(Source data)
---

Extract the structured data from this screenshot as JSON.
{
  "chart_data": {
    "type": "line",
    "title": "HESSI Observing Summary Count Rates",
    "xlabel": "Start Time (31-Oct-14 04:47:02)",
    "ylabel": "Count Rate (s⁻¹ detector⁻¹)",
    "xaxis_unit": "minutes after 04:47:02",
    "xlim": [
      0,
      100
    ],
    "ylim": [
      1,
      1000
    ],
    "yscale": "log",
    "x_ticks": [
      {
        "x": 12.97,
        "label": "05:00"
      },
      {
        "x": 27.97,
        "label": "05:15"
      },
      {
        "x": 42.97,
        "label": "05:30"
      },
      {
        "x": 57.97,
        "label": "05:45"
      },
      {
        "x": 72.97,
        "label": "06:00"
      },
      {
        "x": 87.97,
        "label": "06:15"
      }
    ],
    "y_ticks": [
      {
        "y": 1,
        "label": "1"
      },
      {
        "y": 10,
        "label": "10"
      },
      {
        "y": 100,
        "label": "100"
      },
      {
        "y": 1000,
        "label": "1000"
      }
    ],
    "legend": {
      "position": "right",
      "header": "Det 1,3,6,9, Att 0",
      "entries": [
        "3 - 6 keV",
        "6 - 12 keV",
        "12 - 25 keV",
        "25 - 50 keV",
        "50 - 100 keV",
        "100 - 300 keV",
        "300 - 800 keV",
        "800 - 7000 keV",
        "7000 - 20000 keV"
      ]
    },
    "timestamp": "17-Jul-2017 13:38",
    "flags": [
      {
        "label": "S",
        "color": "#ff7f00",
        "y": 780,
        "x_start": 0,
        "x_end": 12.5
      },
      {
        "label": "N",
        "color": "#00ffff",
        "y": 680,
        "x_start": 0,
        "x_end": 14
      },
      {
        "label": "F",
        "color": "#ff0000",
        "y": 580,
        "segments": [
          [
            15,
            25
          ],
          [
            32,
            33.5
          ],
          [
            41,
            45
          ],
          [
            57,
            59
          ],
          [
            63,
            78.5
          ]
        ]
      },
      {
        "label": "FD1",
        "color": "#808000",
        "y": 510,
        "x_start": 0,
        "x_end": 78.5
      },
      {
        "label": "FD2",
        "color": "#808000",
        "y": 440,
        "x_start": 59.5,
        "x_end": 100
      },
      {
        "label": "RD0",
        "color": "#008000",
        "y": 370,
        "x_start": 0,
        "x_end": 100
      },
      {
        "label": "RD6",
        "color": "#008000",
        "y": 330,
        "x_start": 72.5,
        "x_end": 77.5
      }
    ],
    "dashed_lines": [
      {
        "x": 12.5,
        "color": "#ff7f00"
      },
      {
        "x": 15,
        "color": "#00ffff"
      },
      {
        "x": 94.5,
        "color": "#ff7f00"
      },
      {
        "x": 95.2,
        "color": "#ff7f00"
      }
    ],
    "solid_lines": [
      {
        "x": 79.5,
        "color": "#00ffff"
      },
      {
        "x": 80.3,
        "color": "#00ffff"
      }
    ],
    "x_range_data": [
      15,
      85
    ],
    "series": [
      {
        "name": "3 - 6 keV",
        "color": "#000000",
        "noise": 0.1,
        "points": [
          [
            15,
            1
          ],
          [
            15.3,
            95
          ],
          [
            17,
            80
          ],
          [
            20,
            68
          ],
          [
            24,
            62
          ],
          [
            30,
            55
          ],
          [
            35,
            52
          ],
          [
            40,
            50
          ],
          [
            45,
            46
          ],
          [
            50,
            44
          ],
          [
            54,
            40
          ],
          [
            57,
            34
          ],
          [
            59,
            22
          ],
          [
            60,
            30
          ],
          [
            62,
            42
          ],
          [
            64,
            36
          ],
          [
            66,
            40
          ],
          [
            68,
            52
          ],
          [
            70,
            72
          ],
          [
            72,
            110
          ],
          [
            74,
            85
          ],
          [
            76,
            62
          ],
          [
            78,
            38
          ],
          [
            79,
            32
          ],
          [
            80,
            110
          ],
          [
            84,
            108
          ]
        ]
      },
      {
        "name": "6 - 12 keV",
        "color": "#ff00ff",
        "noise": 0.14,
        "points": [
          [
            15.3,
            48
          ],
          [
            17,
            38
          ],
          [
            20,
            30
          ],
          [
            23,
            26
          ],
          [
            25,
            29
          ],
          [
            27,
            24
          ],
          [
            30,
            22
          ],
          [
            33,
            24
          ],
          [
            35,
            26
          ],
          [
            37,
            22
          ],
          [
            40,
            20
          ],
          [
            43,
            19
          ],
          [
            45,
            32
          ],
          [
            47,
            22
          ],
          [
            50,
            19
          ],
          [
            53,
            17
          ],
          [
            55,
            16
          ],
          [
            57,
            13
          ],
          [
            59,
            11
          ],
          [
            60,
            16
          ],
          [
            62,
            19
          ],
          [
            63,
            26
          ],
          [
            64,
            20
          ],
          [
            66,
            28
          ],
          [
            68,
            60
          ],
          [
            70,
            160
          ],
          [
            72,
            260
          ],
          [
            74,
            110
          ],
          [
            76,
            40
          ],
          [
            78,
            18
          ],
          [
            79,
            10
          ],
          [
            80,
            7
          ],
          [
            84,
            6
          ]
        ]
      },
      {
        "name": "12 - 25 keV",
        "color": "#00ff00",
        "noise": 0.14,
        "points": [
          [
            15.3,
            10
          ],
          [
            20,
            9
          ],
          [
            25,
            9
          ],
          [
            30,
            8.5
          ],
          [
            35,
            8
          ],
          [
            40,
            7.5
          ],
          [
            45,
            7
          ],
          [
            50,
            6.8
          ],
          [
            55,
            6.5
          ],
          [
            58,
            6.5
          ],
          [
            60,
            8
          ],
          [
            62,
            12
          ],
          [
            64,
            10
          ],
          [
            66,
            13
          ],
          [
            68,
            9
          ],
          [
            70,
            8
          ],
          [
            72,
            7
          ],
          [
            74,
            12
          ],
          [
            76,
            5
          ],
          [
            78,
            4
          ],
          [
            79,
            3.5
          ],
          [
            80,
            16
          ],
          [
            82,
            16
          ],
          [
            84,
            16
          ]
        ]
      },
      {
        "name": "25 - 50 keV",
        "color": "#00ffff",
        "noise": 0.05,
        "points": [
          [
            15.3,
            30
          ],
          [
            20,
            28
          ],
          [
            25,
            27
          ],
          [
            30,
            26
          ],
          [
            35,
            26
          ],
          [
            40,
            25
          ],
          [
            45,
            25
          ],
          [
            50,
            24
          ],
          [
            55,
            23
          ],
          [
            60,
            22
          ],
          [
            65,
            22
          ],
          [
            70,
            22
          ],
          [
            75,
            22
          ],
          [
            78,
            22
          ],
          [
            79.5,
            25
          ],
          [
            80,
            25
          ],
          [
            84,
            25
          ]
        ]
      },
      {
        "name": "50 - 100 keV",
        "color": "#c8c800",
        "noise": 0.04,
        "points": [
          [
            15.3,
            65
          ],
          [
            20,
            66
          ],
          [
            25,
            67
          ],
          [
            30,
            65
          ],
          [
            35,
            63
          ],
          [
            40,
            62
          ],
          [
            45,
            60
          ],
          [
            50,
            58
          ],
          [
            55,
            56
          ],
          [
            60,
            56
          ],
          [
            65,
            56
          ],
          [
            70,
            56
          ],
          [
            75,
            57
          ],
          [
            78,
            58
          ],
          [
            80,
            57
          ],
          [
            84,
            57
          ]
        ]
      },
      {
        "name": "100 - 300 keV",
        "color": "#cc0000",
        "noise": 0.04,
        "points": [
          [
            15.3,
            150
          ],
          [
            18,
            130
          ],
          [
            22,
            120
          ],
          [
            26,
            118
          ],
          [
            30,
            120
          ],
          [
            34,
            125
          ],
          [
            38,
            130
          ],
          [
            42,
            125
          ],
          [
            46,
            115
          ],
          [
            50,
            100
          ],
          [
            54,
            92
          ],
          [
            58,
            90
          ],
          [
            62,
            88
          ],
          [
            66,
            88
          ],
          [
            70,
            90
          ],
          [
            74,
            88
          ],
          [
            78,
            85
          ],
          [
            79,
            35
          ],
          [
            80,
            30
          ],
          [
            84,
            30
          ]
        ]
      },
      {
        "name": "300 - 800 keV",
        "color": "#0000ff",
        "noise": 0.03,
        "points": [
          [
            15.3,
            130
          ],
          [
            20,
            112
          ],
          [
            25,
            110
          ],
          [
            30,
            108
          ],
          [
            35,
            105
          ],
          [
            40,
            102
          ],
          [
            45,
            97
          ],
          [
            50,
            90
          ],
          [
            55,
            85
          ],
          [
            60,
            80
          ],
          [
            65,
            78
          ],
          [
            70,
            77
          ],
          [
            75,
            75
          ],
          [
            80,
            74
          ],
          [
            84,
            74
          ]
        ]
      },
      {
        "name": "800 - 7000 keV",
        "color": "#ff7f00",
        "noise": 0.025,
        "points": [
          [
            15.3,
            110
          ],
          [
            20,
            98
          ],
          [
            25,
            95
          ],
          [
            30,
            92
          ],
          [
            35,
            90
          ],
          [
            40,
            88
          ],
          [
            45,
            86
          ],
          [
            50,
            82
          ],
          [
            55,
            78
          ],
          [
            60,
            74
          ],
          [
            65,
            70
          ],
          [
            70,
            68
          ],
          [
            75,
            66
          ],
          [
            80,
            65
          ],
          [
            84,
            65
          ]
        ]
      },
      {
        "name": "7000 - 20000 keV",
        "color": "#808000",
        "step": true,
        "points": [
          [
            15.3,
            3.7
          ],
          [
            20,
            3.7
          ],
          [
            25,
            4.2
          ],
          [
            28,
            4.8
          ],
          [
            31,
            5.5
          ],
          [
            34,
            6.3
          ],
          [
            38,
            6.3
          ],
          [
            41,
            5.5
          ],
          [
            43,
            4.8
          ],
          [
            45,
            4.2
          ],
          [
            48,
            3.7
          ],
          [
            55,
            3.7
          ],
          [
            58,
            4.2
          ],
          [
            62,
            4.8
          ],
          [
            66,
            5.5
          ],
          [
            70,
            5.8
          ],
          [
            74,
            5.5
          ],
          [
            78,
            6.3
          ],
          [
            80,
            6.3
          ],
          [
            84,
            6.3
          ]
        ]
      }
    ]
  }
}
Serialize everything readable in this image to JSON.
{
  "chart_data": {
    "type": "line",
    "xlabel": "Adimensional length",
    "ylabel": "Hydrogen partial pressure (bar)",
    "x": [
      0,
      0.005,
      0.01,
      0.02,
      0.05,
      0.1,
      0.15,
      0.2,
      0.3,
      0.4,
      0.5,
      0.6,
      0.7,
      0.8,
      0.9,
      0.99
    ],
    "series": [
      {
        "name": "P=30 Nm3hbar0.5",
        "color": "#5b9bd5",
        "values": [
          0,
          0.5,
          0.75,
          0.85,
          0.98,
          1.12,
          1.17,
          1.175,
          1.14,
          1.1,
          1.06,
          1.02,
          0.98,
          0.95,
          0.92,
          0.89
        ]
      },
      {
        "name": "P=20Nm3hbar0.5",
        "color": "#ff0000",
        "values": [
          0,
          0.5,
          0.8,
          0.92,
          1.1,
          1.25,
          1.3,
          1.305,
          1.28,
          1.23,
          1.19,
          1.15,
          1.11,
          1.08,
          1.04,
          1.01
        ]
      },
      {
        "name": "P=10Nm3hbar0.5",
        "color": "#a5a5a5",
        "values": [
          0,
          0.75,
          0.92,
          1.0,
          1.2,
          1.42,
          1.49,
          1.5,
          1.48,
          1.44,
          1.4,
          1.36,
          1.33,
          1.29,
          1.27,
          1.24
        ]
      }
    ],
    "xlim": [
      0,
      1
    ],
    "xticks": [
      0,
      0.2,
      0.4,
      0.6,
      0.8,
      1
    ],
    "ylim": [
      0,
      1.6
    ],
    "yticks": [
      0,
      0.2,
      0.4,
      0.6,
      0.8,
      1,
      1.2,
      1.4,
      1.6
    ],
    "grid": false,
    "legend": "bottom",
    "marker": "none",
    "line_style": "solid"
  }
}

---

What is asked: Check every line of the data, and copy the ones that contain "noise".

Answer below:
        "noise": 0.1,
        "noise": 0.14,
        "noise": 0.14,
        "noise": 0.05,
        "noise": 0.04,
        "noise": 0.04,
        "noise": 0.03,
        "noise": 0.025,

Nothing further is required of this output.